Given records:
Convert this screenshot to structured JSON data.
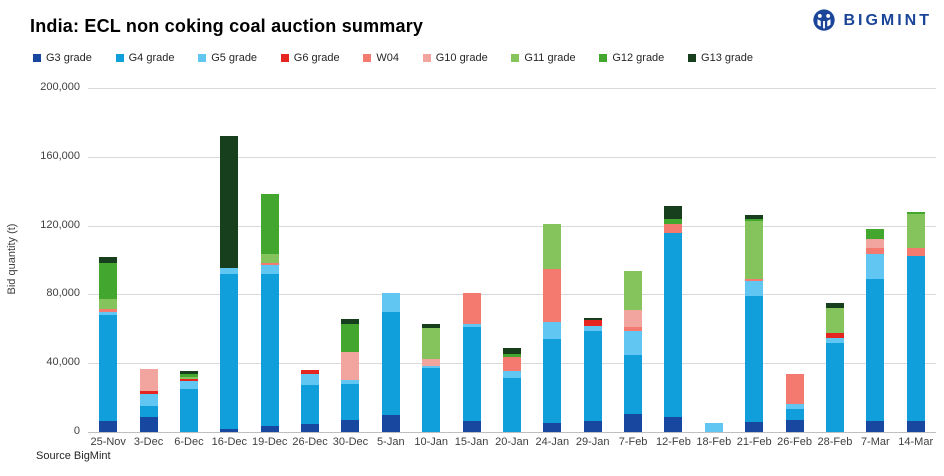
{
  "brand": {
    "name": "BIGMINT",
    "color": "#1B4598"
  },
  "source": "Source BigMint",
  "chart_data": {
    "type": "bar",
    "stacked": true,
    "title": "India: ECL non coking coal auction summary",
    "xlabel": "",
    "ylabel": "Bid quantity (t)",
    "ylim": [
      0,
      200000
    ],
    "ytick_interval": 40000,
    "yticks": [
      0,
      40000,
      80000,
      120000,
      160000,
      200000
    ],
    "ytick_labels": [
      "0",
      "40,000",
      "80,000",
      "120,000",
      "160,000",
      "200,000"
    ],
    "grid": true,
    "legend_position": "top",
    "categories": [
      "25-Nov",
      "3-Dec",
      "6-Dec",
      "16-Dec",
      "19-Dec",
      "26-Dec",
      "30-Dec",
      "5-Jan",
      "10-Jan",
      "15-Jan",
      "20-Jan",
      "24-Jan",
      "29-Jan",
      "7-Feb",
      "12-Feb",
      "18-Feb",
      "21-Feb",
      "26-Feb",
      "28-Feb",
      "7-Mar",
      "14-Mar"
    ],
    "series": [
      {
        "name": "G3 grade",
        "color": "#17479E",
        "values": [
          6500,
          9000,
          0,
          2000,
          3500,
          4500,
          7000,
          10000,
          0,
          6500,
          0,
          5000,
          6500,
          10500,
          9000,
          0,
          6000,
          7000,
          0,
          6500,
          6500
        ]
      },
      {
        "name": "G4 grade",
        "color": "#119FDB",
        "values": [
          61500,
          6000,
          25000,
          90000,
          88500,
          23000,
          21000,
          60000,
          37000,
          54500,
          31500,
          49000,
          52500,
          34500,
          106500,
          0,
          73000,
          6500,
          52000,
          82500,
          96000
        ]
      },
      {
        "name": "G5 grade",
        "color": "#62C6F2",
        "values": [
          2000,
          7000,
          4500,
          3500,
          5000,
          6500,
          2500,
          11000,
          1500,
          2000,
          4000,
          10000,
          2500,
          13500,
          0,
          5000,
          9000,
          3000,
          2500,
          14500,
          0
        ]
      },
      {
        "name": "G6 grade",
        "color": "#E52520",
        "values": [
          0,
          2000,
          1500,
          0,
          0,
          2200,
          0,
          0,
          0,
          0,
          0,
          0,
          3500,
          0,
          0,
          0,
          0,
          0,
          3000,
          0,
          0
        ]
      },
      {
        "name": "W04",
        "color": "#F4796F",
        "values": [
          1500,
          0,
          0,
          0,
          1500,
          0,
          0,
          0,
          0,
          18000,
          8000,
          31000,
          0,
          2500,
          5500,
          0,
          1000,
          17500,
          0,
          3500,
          4500
        ]
      },
      {
        "name": "G10 grade",
        "color": "#F2A49E",
        "values": [
          0,
          12500,
          0,
          0,
          0,
          0,
          16000,
          0,
          4000,
          0,
          0,
          0,
          0,
          10000,
          0,
          0,
          0,
          0,
          0,
          5000,
          0
        ]
      },
      {
        "name": "G11 grade",
        "color": "#85C45D",
        "values": [
          6000,
          0,
          1200,
          0,
          5000,
          0,
          0,
          0,
          18000,
          0,
          0,
          26000,
          0,
          22500,
          0,
          0,
          33500,
          0,
          14500,
          0,
          19500
        ]
      },
      {
        "name": "G12 grade",
        "color": "#42A62F",
        "values": [
          21000,
          0,
          1500,
          0,
          35000,
          0,
          16500,
          0,
          0,
          0,
          2000,
          0,
          0,
          0,
          3000,
          0,
          1500,
          0,
          0,
          6000,
          1500
        ]
      },
      {
        "name": "G13 grade",
        "color": "#173F1D",
        "values": [
          3000,
          0,
          1800,
          76500,
          0,
          0,
          2700,
          0,
          2300,
          0,
          3500,
          0,
          1500,
          0,
          7500,
          0,
          2000,
          0,
          3000,
          0,
          0
        ]
      }
    ]
  }
}
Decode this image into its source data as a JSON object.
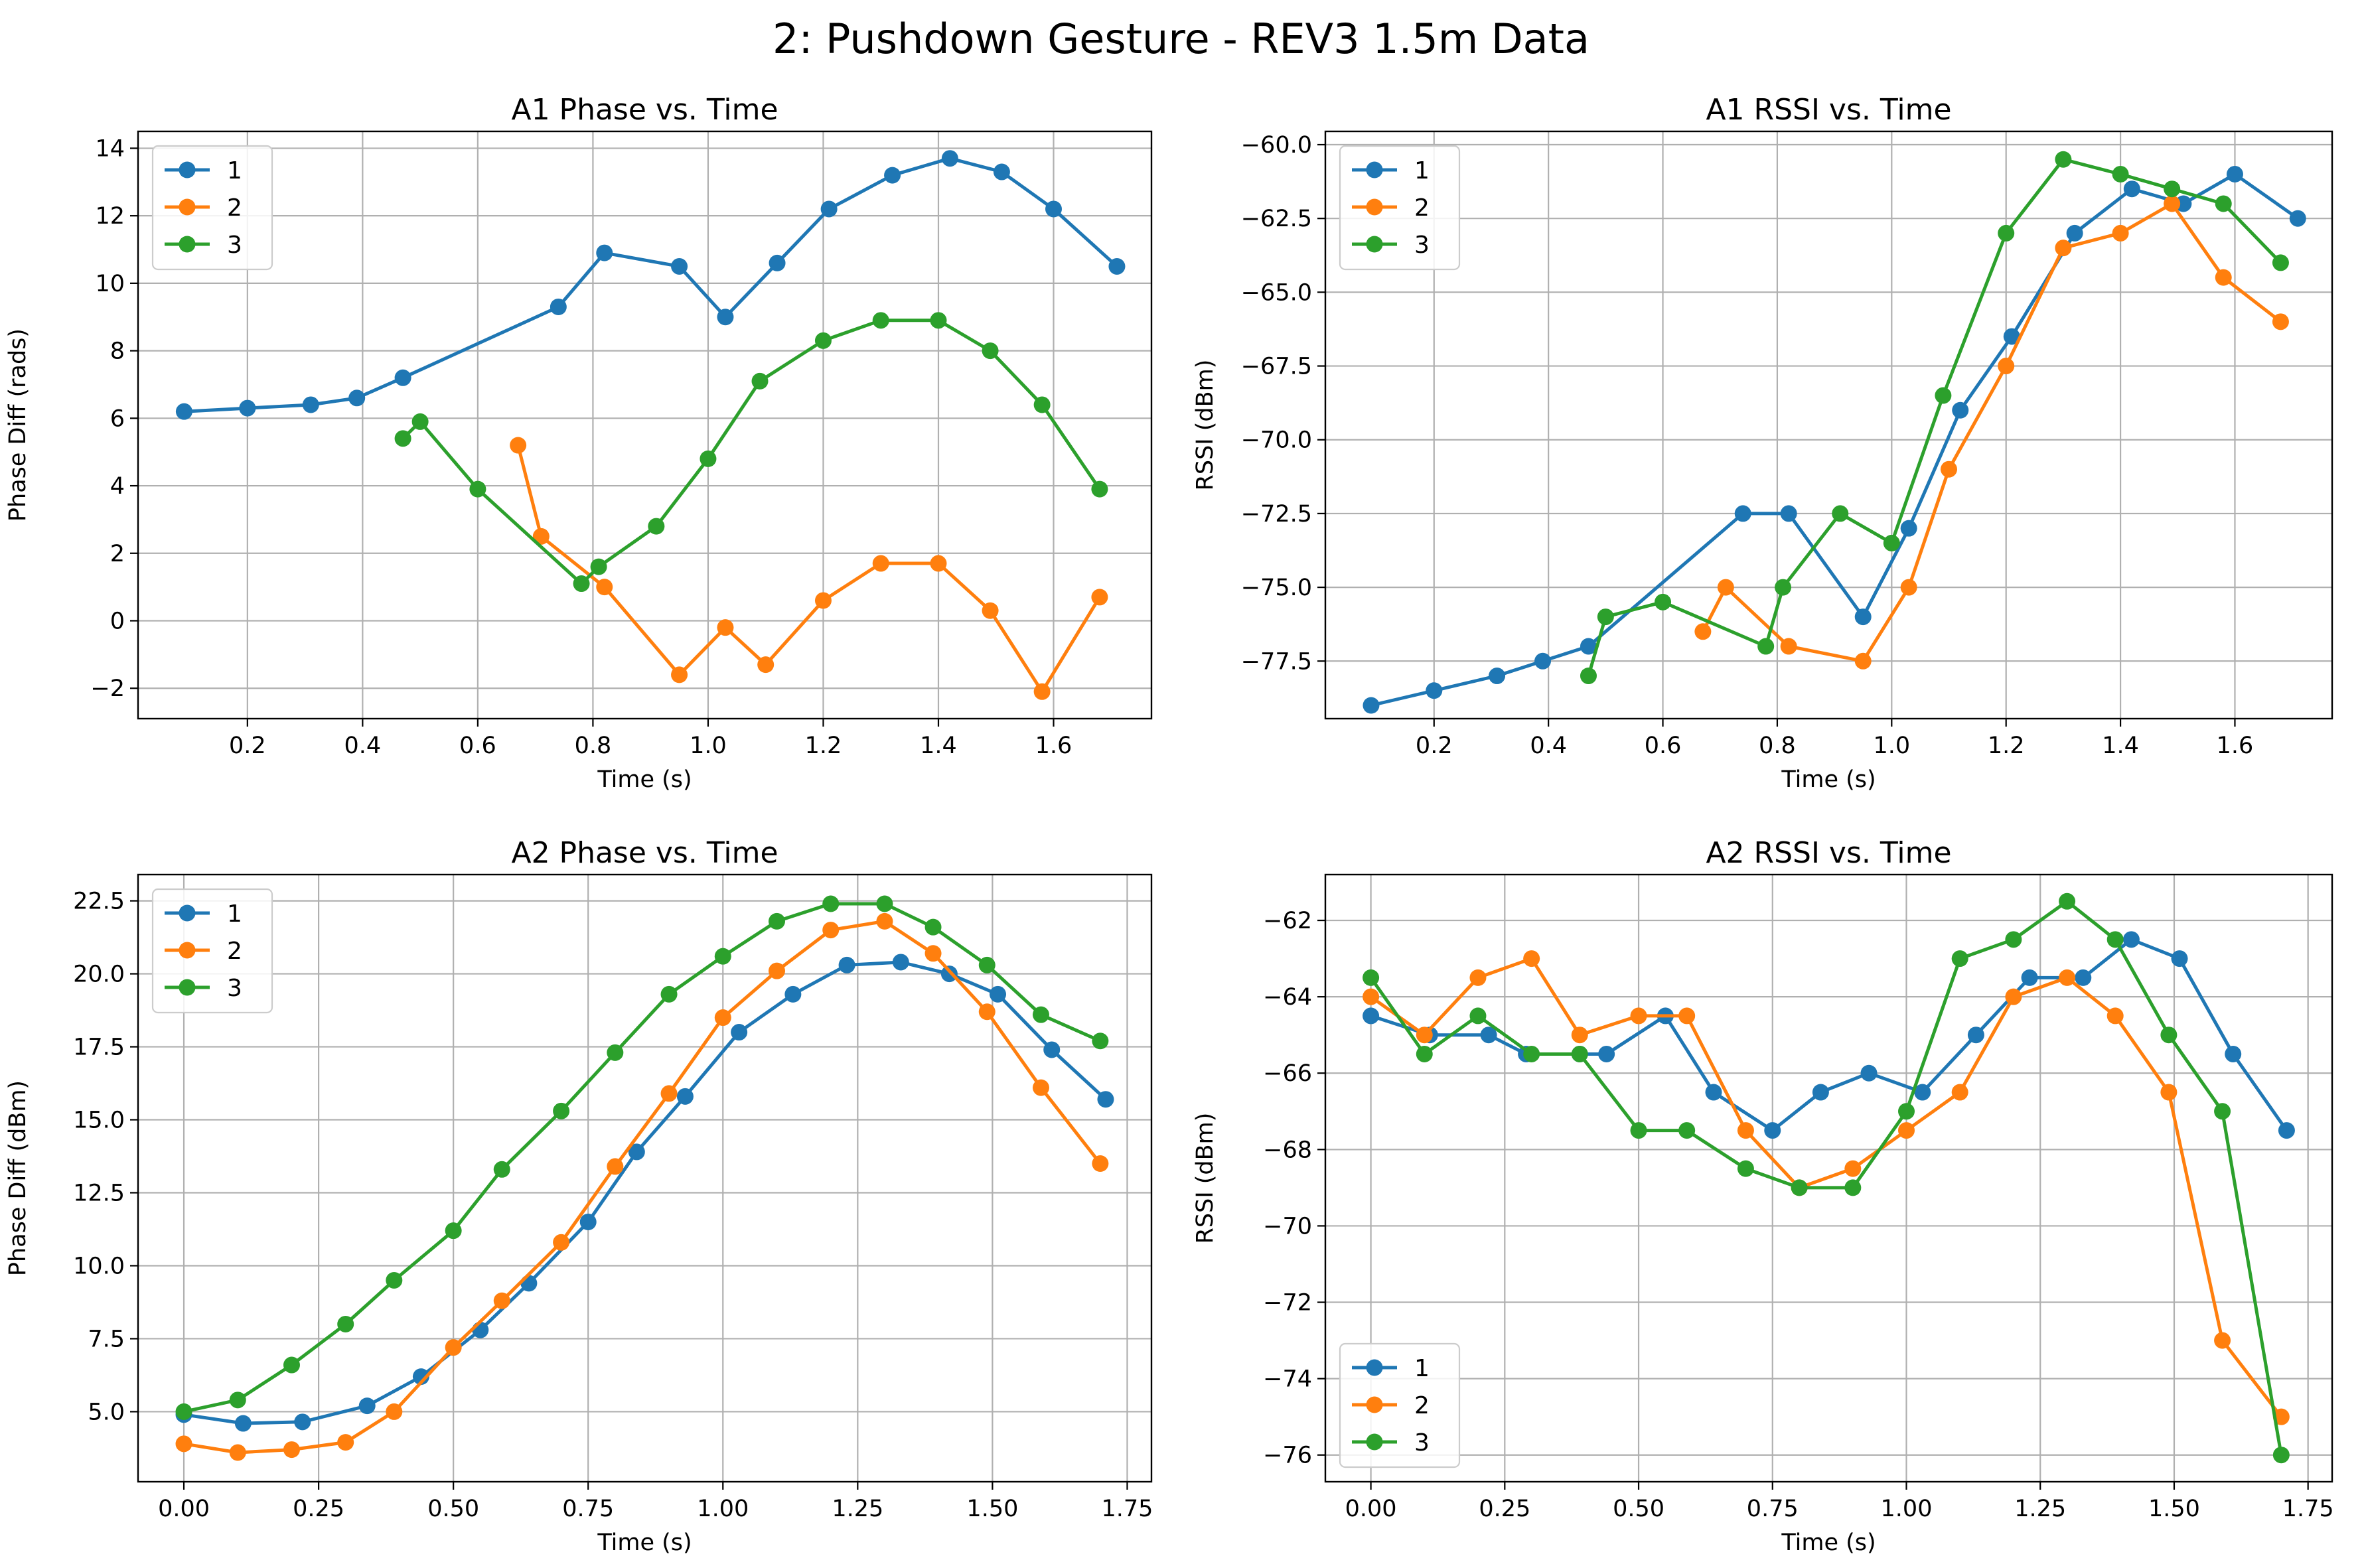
{
  "figure": {
    "title": "2: Pushdown Gesture - REV3 1.5m Data",
    "colors": {
      "1": "#1f77b4",
      "2": "#ff7f0e",
      "3": "#2ca02c",
      "grid": "#b0b0b0"
    }
  },
  "chart_data": [
    {
      "type": "line",
      "title": "A1 Phase vs. Time",
      "xlabel": "Time (s)",
      "ylabel": "Phase Diff (rads)",
      "xlim": [
        0.01,
        1.77
      ],
      "ylim": [
        -2.9,
        14.5
      ],
      "xticks": [
        0.2,
        0.4,
        0.6,
        0.8,
        1.0,
        1.2,
        1.4,
        1.6
      ],
      "xtick_labels": [
        "0.2",
        "0.4",
        "0.6",
        "0.8",
        "1.0",
        "1.2",
        "1.4",
        "1.6"
      ],
      "yticks": [
        -2,
        0,
        2,
        4,
        6,
        8,
        10,
        12,
        14
      ],
      "ytick_labels": [
        "−2",
        "0",
        "2",
        "4",
        "6",
        "8",
        "10",
        "12",
        "14"
      ],
      "grid": true,
      "legend_position": "upper-left",
      "series": [
        {
          "name": "1",
          "x": [
            0.09,
            0.2,
            0.31,
            0.39,
            0.47,
            0.74,
            0.82,
            0.95,
            1.03,
            1.12,
            1.21,
            1.32,
            1.42,
            1.51,
            1.6,
            1.71
          ],
          "y": [
            6.2,
            6.3,
            6.4,
            6.6,
            7.2,
            9.3,
            10.9,
            10.5,
            9.0,
            10.6,
            12.2,
            13.2,
            13.7,
            13.3,
            12.2,
            10.5
          ]
        },
        {
          "name": "2",
          "x": [
            0.67,
            0.71,
            0.82,
            0.95,
            1.03,
            1.1,
            1.2,
            1.3,
            1.4,
            1.49,
            1.58,
            1.68
          ],
          "y": [
            5.2,
            2.5,
            1.0,
            -1.6,
            -0.2,
            -1.3,
            0.6,
            1.7,
            1.7,
            0.3,
            -2.1,
            0.7
          ]
        },
        {
          "name": "3",
          "x": [
            0.47,
            0.5,
            0.6,
            0.78,
            0.81,
            0.91,
            1.0,
            1.09,
            1.2,
            1.3,
            1.4,
            1.49,
            1.58,
            1.68
          ],
          "y": [
            5.4,
            5.9,
            3.9,
            1.1,
            1.6,
            2.8,
            4.8,
            7.1,
            8.3,
            8.9,
            8.9,
            8.0,
            6.4,
            3.9
          ]
        }
      ]
    },
    {
      "type": "line",
      "title": "A1 RSSI vs. Time",
      "xlabel": "Time (s)",
      "ylabel": "RSSI (dBm)",
      "xlim": [
        0.01,
        1.77
      ],
      "ylim": [
        -79.45,
        -59.55
      ],
      "xticks": [
        0.2,
        0.4,
        0.6,
        0.8,
        1.0,
        1.2,
        1.4,
        1.6
      ],
      "xtick_labels": [
        "0.2",
        "0.4",
        "0.6",
        "0.8",
        "1.0",
        "1.2",
        "1.4",
        "1.6"
      ],
      "yticks": [
        -77.5,
        -75.0,
        -72.5,
        -70.0,
        -67.5,
        -65.0,
        -62.5,
        -60.0
      ],
      "ytick_labels": [
        "−77.5",
        "−75.0",
        "−72.5",
        "−70.0",
        "−67.5",
        "−65.0",
        "−62.5",
        "−60.0"
      ],
      "grid": true,
      "legend_position": "upper-left",
      "series": [
        {
          "name": "1",
          "x": [
            0.09,
            0.2,
            0.31,
            0.39,
            0.47,
            0.74,
            0.82,
            0.95,
            1.03,
            1.12,
            1.21,
            1.32,
            1.42,
            1.51,
            1.6,
            1.71
          ],
          "y": [
            -79,
            -78.5,
            -78,
            -77.5,
            -77,
            -72.5,
            -72.5,
            -76,
            -73,
            -69,
            -66.5,
            -63,
            -61.5,
            -62,
            -61,
            -62.5
          ]
        },
        {
          "name": "2",
          "x": [
            0.67,
            0.71,
            0.82,
            0.95,
            1.03,
            1.1,
            1.2,
            1.3,
            1.4,
            1.49,
            1.58,
            1.68
          ],
          "y": [
            -76.5,
            -75,
            -77,
            -77.5,
            -75,
            -71,
            -67.5,
            -63.5,
            -63,
            -62,
            -64.5,
            -66
          ]
        },
        {
          "name": "3",
          "x": [
            0.47,
            0.5,
            0.6,
            0.78,
            0.81,
            0.91,
            1.0,
            1.09,
            1.2,
            1.3,
            1.4,
            1.49,
            1.58,
            1.68
          ],
          "y": [
            -78,
            -76,
            -75.5,
            -77,
            -75,
            -72.5,
            -73.5,
            -68.5,
            -63,
            -60.5,
            -61,
            -61.5,
            -62,
            -64
          ]
        }
      ]
    },
    {
      "type": "line",
      "title": "A2 Phase vs. Time",
      "xlabel": "Time (s)",
      "ylabel": "Phase Diff (dBm)",
      "xlim": [
        -0.085,
        1.795
      ],
      "ylim": [
        2.6,
        23.4
      ],
      "xticks": [
        0.0,
        0.25,
        0.5,
        0.75,
        1.0,
        1.25,
        1.5,
        1.75
      ],
      "xtick_labels": [
        "0.00",
        "0.25",
        "0.50",
        "0.75",
        "1.00",
        "1.25",
        "1.50",
        "1.75"
      ],
      "yticks": [
        5.0,
        7.5,
        10.0,
        12.5,
        15.0,
        17.5,
        20.0,
        22.5
      ],
      "ytick_labels": [
        "5.0",
        "7.5",
        "10.0",
        "12.5",
        "15.0",
        "17.5",
        "20.0",
        "22.5"
      ],
      "grid": true,
      "legend_position": "upper-left",
      "series": [
        {
          "name": "1",
          "x": [
            0.0,
            0.11,
            0.22,
            0.34,
            0.44,
            0.55,
            0.64,
            0.75,
            0.84,
            0.93,
            1.03,
            1.13,
            1.23,
            1.33,
            1.42,
            1.51,
            1.61,
            1.71
          ],
          "y": [
            4.9,
            4.6,
            4.65,
            5.2,
            6.2,
            7.8,
            9.4,
            11.5,
            13.9,
            15.8,
            18.0,
            19.3,
            20.3,
            20.4,
            20.0,
            19.3,
            17.4,
            15.7
          ]
        },
        {
          "name": "2",
          "x": [
            0.0,
            0.1,
            0.2,
            0.3,
            0.39,
            0.5,
            0.59,
            0.7,
            0.8,
            0.9,
            1.0,
            1.1,
            1.2,
            1.3,
            1.39,
            1.49,
            1.59,
            1.7
          ],
          "y": [
            3.9,
            3.6,
            3.7,
            3.95,
            5.0,
            7.2,
            8.8,
            10.8,
            13.4,
            15.9,
            18.5,
            20.1,
            21.5,
            21.8,
            20.7,
            18.7,
            16.1,
            13.5
          ]
        },
        {
          "name": "3",
          "x": [
            0.0,
            0.1,
            0.2,
            0.3,
            0.39,
            0.5,
            0.59,
            0.7,
            0.8,
            0.9,
            1.0,
            1.1,
            1.2,
            1.3,
            1.39,
            1.49,
            1.59,
            1.7
          ],
          "y": [
            5.0,
            5.4,
            6.6,
            8.0,
            9.5,
            11.2,
            13.3,
            15.3,
            17.3,
            19.3,
            20.6,
            21.8,
            22.4,
            22.4,
            21.6,
            20.3,
            18.6,
            17.7
          ]
        }
      ]
    },
    {
      "type": "line",
      "title": "A2 RSSI vs. Time",
      "xlabel": "Time (s)",
      "ylabel": "RSSI (dBm)",
      "xlim": [
        -0.085,
        1.795
      ],
      "ylim": [
        -76.7,
        -60.8
      ],
      "xticks": [
        0.0,
        0.25,
        0.5,
        0.75,
        1.0,
        1.25,
        1.5,
        1.75
      ],
      "xtick_labels": [
        "0.00",
        "0.25",
        "0.50",
        "0.75",
        "1.00",
        "1.25",
        "1.50",
        "1.75"
      ],
      "yticks": [
        -76,
        -74,
        -72,
        -70,
        -68,
        -66,
        -64,
        -62
      ],
      "ytick_labels": [
        "−76",
        "−74",
        "−72",
        "−70",
        "−68",
        "−66",
        "−64",
        "−62"
      ],
      "grid": true,
      "legend_position": "lower-left",
      "series": [
        {
          "name": "1",
          "x": [
            0.0,
            0.11,
            0.22,
            0.29,
            0.39,
            0.44,
            0.55,
            0.64,
            0.75,
            0.84,
            0.93,
            1.03,
            1.13,
            1.23,
            1.33,
            1.42,
            1.51,
            1.61,
            1.71
          ],
          "y": [
            -64.5,
            -65,
            -65,
            -65.5,
            -65.5,
            -65.5,
            -64.5,
            -66.5,
            -67.5,
            -66.5,
            -66,
            -66.5,
            -65,
            -63.5,
            -63.5,
            -62.5,
            -63,
            -65.5,
            -67.5
          ]
        },
        {
          "name": "2",
          "x": [
            0.0,
            0.1,
            0.2,
            0.3,
            0.39,
            0.5,
            0.59,
            0.7,
            0.8,
            0.9,
            1.0,
            1.1,
            1.2,
            1.3,
            1.39,
            1.49,
            1.59,
            1.7
          ],
          "y": [
            -64,
            -65,
            -63.5,
            -63,
            -65,
            -64.5,
            -64.5,
            -67.5,
            -69,
            -68.5,
            -67.5,
            -66.5,
            -64,
            -63.5,
            -64.5,
            -66.5,
            -73,
            -75
          ]
        },
        {
          "name": "3",
          "x": [
            0.0,
            0.1,
            0.2,
            0.3,
            0.39,
            0.5,
            0.59,
            0.7,
            0.8,
            0.9,
            1.0,
            1.1,
            1.2,
            1.3,
            1.39,
            1.49,
            1.59,
            1.7
          ],
          "y": [
            -63.5,
            -65.5,
            -64.5,
            -65.5,
            -65.5,
            -67.5,
            -67.5,
            -68.5,
            -69,
            -69,
            -67,
            -63,
            -62.5,
            -61.5,
            -62.5,
            -65,
            -67,
            -76
          ]
        }
      ]
    }
  ]
}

Work to do: Show every line from the entries above in which "Diff" appears.

Written solution:
      "ylabel": "Phase Diff (rads)",
      "ylabel": "Phase Diff (dBm)",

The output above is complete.